**INPUT MATERIAL:**
------------------------------------------------
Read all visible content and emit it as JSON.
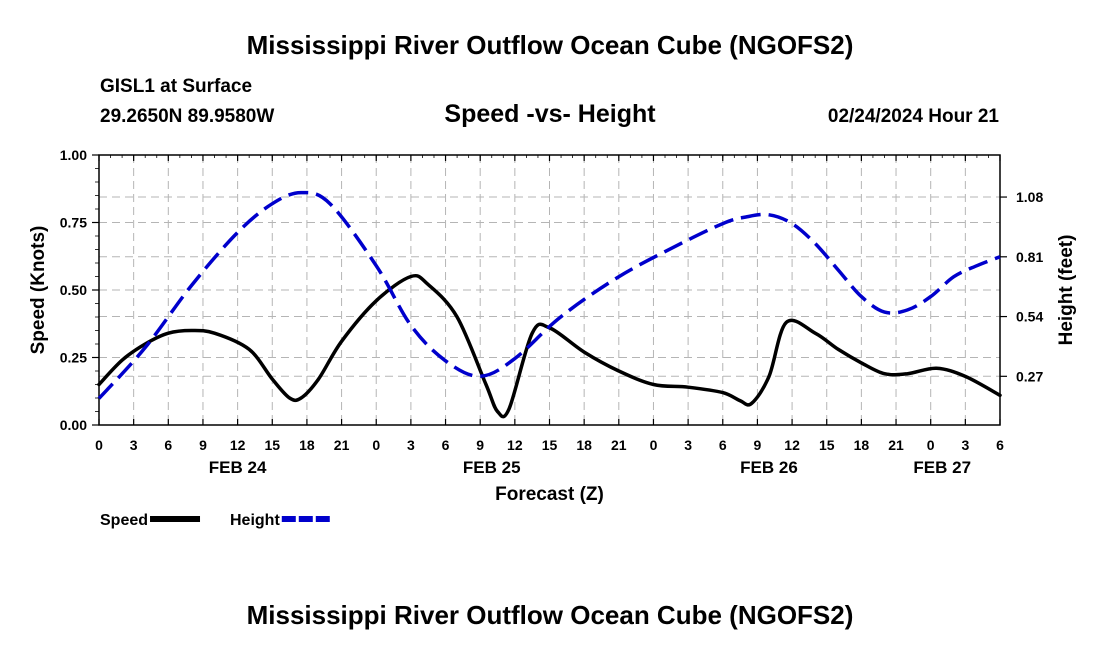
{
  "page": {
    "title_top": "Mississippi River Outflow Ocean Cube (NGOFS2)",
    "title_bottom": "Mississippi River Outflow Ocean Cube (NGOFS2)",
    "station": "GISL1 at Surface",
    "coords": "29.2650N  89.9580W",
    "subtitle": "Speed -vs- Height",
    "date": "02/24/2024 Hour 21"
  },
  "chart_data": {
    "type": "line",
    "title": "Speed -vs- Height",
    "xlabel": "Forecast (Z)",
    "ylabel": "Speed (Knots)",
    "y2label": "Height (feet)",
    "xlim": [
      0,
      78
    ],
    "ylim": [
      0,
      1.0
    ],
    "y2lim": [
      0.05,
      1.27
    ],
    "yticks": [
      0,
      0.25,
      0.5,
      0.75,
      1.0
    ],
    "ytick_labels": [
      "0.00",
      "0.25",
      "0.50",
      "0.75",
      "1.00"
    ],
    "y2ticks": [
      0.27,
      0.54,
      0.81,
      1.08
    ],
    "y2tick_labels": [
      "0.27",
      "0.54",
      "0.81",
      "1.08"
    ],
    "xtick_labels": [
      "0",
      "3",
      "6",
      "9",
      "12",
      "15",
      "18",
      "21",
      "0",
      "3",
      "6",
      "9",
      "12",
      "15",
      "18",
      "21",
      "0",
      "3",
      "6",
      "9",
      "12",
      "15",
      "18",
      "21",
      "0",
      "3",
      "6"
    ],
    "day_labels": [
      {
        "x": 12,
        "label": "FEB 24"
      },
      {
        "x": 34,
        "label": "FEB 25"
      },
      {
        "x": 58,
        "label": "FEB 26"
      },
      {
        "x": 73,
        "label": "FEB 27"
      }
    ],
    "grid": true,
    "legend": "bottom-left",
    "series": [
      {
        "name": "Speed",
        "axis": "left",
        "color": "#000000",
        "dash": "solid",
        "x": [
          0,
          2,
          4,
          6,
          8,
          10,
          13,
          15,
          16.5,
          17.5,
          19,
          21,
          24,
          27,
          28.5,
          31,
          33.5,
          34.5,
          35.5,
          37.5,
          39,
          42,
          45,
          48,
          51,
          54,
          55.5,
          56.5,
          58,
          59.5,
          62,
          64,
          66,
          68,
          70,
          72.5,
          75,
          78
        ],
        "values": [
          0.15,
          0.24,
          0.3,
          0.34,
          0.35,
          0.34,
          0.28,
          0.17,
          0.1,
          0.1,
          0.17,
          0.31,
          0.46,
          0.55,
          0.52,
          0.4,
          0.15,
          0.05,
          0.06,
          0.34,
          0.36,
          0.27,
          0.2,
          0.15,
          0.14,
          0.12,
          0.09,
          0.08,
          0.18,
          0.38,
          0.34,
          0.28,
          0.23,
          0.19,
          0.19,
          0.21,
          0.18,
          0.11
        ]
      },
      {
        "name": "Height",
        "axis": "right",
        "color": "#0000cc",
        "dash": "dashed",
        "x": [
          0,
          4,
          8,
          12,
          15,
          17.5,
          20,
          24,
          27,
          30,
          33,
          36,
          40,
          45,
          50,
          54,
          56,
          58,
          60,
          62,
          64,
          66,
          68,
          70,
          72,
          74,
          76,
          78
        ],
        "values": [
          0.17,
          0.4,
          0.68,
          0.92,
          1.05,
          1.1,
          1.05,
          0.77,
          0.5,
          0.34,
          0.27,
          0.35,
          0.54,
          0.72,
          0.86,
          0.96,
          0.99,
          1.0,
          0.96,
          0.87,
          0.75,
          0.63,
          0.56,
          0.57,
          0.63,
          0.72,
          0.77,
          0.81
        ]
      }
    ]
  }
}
------------------------------------------------
**TASK DIRECTIONS:** The listing above must be printed again exactly, minus its pictures.

**RESULT OF THE TASK:**
Read all visible content and emit it as JSON.
{
  "page": {
    "title_top": "Mississippi River Outflow Ocean Cube (NGOFS2)",
    "title_bottom": "Mississippi River Outflow Ocean Cube (NGOFS2)",
    "station": "GISL1 at Surface",
    "coords": "29.2650N  89.9580W",
    "subtitle": "Speed -vs- Height",
    "date": "02/24/2024 Hour 21"
  },
  "chart_data": {
    "type": "line",
    "title": "Speed -vs- Height",
    "xlabel": "Forecast (Z)",
    "ylabel": "Speed (Knots)",
    "y2label": "Height (feet)",
    "xlim": [
      0,
      78
    ],
    "ylim": [
      0,
      1.0
    ],
    "y2lim": [
      0.05,
      1.27
    ],
    "yticks": [
      0,
      0.25,
      0.5,
      0.75,
      1.0
    ],
    "ytick_labels": [
      "0.00",
      "0.25",
      "0.50",
      "0.75",
      "1.00"
    ],
    "y2ticks": [
      0.27,
      0.54,
      0.81,
      1.08
    ],
    "y2tick_labels": [
      "0.27",
      "0.54",
      "0.81",
      "1.08"
    ],
    "xtick_labels": [
      "0",
      "3",
      "6",
      "9",
      "12",
      "15",
      "18",
      "21",
      "0",
      "3",
      "6",
      "9",
      "12",
      "15",
      "18",
      "21",
      "0",
      "3",
      "6",
      "9",
      "12",
      "15",
      "18",
      "21",
      "0",
      "3",
      "6"
    ],
    "day_labels": [
      {
        "x": 12,
        "label": "FEB 24"
      },
      {
        "x": 34,
        "label": "FEB 25"
      },
      {
        "x": 58,
        "label": "FEB 26"
      },
      {
        "x": 73,
        "label": "FEB 27"
      }
    ],
    "grid": true,
    "legend": "bottom-left",
    "series": [
      {
        "name": "Speed",
        "axis": "left",
        "color": "#000000",
        "dash": "solid",
        "x": [
          0,
          2,
          4,
          6,
          8,
          10,
          13,
          15,
          16.5,
          17.5,
          19,
          21,
          24,
          27,
          28.5,
          31,
          33.5,
          34.5,
          35.5,
          37.5,
          39,
          42,
          45,
          48,
          51,
          54,
          55.5,
          56.5,
          58,
          59.5,
          62,
          64,
          66,
          68,
          70,
          72.5,
          75,
          78
        ],
        "values": [
          0.15,
          0.24,
          0.3,
          0.34,
          0.35,
          0.34,
          0.28,
          0.17,
          0.1,
          0.1,
          0.17,
          0.31,
          0.46,
          0.55,
          0.52,
          0.4,
          0.15,
          0.05,
          0.06,
          0.34,
          0.36,
          0.27,
          0.2,
          0.15,
          0.14,
          0.12,
          0.09,
          0.08,
          0.18,
          0.38,
          0.34,
          0.28,
          0.23,
          0.19,
          0.19,
          0.21,
          0.18,
          0.11
        ]
      },
      {
        "name": "Height",
        "axis": "right",
        "color": "#0000cc",
        "dash": "dashed",
        "x": [
          0,
          4,
          8,
          12,
          15,
          17.5,
          20,
          24,
          27,
          30,
          33,
          36,
          40,
          45,
          50,
          54,
          56,
          58,
          60,
          62,
          64,
          66,
          68,
          70,
          72,
          74,
          76,
          78
        ],
        "values": [
          0.17,
          0.4,
          0.68,
          0.92,
          1.05,
          1.1,
          1.05,
          0.77,
          0.5,
          0.34,
          0.27,
          0.35,
          0.54,
          0.72,
          0.86,
          0.96,
          0.99,
          1.0,
          0.96,
          0.87,
          0.75,
          0.63,
          0.56,
          0.57,
          0.63,
          0.72,
          0.77,
          0.81
        ]
      }
    ]
  }
}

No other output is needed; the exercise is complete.